**VORLIEGENDER TEXT:**
++++
Jeti MBar

Jetis MBar-Telemetriesensor in der Praxis

Der Trend führt seit Jahren offensichtlich hin zu elektrischen Einziehfahrwerken. Aber gerade bei den Großen gibt es noch genug Modelle, deren Einziehfahrwerke per Druckluft betrieben werden. Ich betreibe ebenfalls noch welche und fragte mich immer vor dem Abheben und vor der Landung, sprich beim Ein- und Ausfahren des Fahrwerks, ob ich noch genug Luft an Bord habe. Diese Unsicherheit gehört dank des Telemetrie-Sensors MBar von Jeti nun der Vergangenheit an.

Der MBar Baustein mit derBedienungsanleitung.
++++
**ERFASSTE DATEN:**
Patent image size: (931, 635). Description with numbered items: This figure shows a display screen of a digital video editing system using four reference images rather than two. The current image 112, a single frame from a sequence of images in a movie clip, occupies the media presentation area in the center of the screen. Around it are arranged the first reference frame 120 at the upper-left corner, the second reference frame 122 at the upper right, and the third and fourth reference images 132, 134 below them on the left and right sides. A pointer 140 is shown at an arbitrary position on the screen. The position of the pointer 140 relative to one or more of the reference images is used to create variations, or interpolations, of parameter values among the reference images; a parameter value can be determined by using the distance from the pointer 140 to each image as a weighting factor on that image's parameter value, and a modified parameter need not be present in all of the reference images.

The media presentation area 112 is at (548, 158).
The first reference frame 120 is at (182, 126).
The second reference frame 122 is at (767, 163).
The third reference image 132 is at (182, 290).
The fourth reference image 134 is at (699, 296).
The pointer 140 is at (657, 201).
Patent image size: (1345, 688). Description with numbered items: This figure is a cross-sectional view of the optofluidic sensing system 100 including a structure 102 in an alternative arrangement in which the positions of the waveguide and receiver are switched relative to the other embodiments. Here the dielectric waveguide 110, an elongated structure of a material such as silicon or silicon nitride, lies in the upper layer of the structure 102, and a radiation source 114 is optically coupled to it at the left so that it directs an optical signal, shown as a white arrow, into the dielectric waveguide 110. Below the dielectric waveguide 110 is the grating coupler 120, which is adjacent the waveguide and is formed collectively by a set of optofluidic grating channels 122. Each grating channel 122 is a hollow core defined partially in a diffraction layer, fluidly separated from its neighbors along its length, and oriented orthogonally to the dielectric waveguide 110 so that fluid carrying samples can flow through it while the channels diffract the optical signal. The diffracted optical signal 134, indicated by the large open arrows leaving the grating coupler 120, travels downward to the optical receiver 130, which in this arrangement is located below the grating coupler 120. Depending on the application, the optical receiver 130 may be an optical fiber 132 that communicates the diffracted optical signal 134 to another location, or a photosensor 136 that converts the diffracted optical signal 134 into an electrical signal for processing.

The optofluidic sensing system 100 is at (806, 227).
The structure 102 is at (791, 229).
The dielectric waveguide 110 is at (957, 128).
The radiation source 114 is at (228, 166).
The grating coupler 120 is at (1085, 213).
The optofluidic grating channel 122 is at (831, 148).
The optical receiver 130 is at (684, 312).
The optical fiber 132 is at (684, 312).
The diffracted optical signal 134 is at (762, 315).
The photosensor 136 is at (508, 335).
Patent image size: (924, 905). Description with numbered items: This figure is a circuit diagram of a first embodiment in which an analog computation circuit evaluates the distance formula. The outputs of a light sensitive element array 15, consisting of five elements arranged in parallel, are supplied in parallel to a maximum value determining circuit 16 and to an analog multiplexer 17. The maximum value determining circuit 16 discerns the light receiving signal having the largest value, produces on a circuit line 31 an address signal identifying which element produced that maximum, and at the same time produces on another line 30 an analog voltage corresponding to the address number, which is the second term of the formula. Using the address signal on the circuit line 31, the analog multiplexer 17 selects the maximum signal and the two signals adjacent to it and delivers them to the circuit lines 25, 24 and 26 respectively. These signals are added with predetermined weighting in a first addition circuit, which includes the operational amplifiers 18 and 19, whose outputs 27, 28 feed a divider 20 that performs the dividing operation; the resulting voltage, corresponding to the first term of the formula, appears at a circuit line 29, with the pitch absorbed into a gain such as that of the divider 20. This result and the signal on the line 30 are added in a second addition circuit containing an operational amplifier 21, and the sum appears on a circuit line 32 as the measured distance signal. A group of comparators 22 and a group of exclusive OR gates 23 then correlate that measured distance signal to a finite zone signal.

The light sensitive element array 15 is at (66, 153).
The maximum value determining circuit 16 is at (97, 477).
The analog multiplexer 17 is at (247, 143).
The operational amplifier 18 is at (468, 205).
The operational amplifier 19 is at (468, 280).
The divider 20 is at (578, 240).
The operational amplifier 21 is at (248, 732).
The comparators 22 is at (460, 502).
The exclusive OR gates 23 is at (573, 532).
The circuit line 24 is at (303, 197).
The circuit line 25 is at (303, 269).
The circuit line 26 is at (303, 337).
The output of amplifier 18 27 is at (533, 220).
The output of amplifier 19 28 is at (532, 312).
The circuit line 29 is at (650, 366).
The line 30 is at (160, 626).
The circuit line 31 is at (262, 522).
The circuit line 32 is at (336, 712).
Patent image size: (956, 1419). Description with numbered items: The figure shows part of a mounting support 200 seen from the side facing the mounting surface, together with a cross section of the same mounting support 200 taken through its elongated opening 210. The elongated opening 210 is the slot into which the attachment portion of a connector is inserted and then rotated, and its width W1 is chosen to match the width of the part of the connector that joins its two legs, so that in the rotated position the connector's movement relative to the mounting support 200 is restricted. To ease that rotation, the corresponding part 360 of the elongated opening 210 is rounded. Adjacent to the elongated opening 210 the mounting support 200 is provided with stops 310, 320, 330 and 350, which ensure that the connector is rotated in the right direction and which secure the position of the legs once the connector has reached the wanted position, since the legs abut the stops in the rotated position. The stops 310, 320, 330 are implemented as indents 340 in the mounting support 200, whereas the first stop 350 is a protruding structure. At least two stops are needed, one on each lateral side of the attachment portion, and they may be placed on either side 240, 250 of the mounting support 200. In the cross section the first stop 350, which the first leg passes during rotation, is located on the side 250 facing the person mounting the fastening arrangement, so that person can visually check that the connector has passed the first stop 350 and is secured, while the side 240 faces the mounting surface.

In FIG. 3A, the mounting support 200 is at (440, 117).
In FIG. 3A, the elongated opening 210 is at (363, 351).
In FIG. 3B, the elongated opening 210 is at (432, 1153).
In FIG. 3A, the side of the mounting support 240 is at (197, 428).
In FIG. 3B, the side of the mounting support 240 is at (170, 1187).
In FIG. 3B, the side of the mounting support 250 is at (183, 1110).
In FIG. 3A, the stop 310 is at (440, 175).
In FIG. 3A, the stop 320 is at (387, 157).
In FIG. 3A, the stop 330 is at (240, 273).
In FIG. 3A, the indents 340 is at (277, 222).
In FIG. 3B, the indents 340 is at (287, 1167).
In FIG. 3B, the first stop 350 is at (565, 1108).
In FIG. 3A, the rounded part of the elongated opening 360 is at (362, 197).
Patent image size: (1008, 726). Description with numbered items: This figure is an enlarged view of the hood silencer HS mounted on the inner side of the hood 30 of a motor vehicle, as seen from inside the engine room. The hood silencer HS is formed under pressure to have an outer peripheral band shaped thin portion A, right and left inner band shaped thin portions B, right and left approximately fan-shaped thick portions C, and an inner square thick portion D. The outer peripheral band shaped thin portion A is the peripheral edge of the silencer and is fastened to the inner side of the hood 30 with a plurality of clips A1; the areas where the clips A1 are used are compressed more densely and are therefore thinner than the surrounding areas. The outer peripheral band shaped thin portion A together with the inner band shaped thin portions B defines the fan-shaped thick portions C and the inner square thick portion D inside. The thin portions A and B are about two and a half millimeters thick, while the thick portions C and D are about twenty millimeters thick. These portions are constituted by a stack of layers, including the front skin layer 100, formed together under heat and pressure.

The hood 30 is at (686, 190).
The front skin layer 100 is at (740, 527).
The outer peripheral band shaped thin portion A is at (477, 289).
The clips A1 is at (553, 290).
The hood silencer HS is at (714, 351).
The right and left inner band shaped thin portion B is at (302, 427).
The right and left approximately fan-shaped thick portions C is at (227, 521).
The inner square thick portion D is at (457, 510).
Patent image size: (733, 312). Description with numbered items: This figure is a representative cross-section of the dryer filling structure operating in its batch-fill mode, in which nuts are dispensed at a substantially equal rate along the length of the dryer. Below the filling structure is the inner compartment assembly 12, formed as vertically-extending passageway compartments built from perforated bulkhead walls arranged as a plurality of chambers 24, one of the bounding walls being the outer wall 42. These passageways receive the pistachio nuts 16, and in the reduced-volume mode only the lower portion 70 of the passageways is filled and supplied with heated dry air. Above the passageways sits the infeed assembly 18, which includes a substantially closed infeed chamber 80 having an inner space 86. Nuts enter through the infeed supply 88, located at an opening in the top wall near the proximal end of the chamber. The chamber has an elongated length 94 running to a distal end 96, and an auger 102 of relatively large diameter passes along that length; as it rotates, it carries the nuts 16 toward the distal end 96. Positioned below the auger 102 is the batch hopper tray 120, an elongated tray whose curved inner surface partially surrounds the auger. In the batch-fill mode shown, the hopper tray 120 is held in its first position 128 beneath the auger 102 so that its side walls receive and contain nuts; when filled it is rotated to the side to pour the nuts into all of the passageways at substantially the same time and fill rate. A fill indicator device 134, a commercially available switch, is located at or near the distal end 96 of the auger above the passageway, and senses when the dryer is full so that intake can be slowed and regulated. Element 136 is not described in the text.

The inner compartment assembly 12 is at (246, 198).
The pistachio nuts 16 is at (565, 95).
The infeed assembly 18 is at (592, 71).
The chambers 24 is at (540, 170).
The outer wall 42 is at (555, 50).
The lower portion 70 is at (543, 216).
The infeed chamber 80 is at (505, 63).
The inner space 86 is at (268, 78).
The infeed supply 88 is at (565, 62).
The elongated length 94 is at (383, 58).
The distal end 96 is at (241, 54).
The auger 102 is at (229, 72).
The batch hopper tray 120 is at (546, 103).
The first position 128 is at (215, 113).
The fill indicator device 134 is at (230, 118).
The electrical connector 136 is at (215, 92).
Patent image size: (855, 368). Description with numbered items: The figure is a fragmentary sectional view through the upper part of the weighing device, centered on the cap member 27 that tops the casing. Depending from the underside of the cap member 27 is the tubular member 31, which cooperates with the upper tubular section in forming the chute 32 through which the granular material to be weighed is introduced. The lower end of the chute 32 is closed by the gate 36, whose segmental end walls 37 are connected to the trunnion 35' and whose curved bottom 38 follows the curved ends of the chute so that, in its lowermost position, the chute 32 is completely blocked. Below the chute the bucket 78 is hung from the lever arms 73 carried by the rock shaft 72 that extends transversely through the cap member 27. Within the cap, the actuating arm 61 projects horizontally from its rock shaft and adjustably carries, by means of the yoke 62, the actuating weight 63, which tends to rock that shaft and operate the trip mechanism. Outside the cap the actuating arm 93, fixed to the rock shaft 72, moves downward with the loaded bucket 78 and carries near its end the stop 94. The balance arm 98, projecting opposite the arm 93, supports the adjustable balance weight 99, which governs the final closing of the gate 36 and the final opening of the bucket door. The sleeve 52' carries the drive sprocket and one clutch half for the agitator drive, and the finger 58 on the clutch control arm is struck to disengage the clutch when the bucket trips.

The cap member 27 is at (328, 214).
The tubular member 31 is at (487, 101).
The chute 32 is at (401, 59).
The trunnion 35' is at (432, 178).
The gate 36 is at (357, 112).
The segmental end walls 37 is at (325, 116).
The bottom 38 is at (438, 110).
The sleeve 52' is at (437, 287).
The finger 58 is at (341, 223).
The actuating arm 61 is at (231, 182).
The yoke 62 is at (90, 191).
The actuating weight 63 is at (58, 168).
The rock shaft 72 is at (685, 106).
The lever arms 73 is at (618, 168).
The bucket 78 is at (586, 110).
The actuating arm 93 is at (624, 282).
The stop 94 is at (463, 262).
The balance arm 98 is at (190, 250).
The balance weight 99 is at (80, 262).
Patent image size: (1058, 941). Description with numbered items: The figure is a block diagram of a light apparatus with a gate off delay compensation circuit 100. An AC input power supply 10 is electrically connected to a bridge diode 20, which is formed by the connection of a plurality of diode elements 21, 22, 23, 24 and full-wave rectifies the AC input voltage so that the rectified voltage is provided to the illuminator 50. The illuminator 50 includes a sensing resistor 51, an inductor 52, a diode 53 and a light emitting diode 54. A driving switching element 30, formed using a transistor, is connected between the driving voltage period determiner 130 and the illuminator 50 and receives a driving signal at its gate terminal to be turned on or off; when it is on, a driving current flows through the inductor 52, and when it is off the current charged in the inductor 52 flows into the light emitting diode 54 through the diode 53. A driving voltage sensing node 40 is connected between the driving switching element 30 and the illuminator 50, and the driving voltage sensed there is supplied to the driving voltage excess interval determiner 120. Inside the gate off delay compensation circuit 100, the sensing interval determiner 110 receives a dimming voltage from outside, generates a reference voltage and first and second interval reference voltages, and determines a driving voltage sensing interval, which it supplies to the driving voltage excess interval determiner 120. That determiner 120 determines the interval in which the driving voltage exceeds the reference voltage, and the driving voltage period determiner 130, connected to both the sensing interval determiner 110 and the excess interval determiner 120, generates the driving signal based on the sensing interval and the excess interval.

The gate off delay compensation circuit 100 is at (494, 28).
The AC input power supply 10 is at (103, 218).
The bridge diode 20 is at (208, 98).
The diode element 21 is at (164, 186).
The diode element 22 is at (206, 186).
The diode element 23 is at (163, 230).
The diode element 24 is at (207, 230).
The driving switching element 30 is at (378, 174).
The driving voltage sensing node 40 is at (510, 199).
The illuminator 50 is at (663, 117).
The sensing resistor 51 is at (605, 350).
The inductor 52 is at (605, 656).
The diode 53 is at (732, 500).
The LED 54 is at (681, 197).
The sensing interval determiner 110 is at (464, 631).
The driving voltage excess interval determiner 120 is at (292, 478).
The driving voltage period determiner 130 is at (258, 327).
++++
**AUFGABEN:**
a – Was fragte sich der Verfasser laut dem Bericht über den MBar-Sensor vor dem Abheben und vor der Landung?
b – Führe den Bericht über den MBar-Sensor im Anschluss an die letzte gezeigte Zeile weiter.

**ANTWORTEN:**
a – Ob er noch genug Luft an Bord hat.

b –
Der MBar wird einfach in die Druckzuleitung des Luftsystems eingeschleift und das »Servokabel« in den externen Telemetrieanschluss des Empfängers gesteckt. Ich habe den beiliegenden 3 mm-Schlauch verwendet und vorsichtig mit Sekundenkleber auf den MBar-Anschluss geklebt, da mir die Widerhaken des »Möpfels« nicht scharf genug erschienen. Ist die Installation erledigt, wird das System mit Luft befüllt. Der MBar zeigt dann über den Sender den genauen Luftdruck im Modell an – das Hoffen und Bangen hat endlich ein Ende. Aber die Jeti-Telemetrie hört hier nicht auf. Natürlich ist es möglich, unter dem Menüpunkt »Alarme« einen Alarm zu definieren, der ertönt, wenn der Luftwert die eingestellte Alarmschwelle unterschreitet. Und als Clou kann der MBar auch als Telemetriegeber programmiert werden, so dass das Einziehfahrwerk über den MBar automatisch ausgefahren wird, wenn dieser oder ein noch geringerer Schwellwert entsprechend definiert wurde. Um das zu realisieren, benötigt man verschiedene Senderfunktionalitäten, die der Reihe nach richtig eingestellt werden müssen. Ich habe es dank der perfekten Hilfe von Markus Rummer vom Hacker Jeti-Service letzten Endes geschafft, wobei die Hilfe nur deshalb notwendig war, weil ich den Wald vor lauter Bäumen nicht gesehen habe.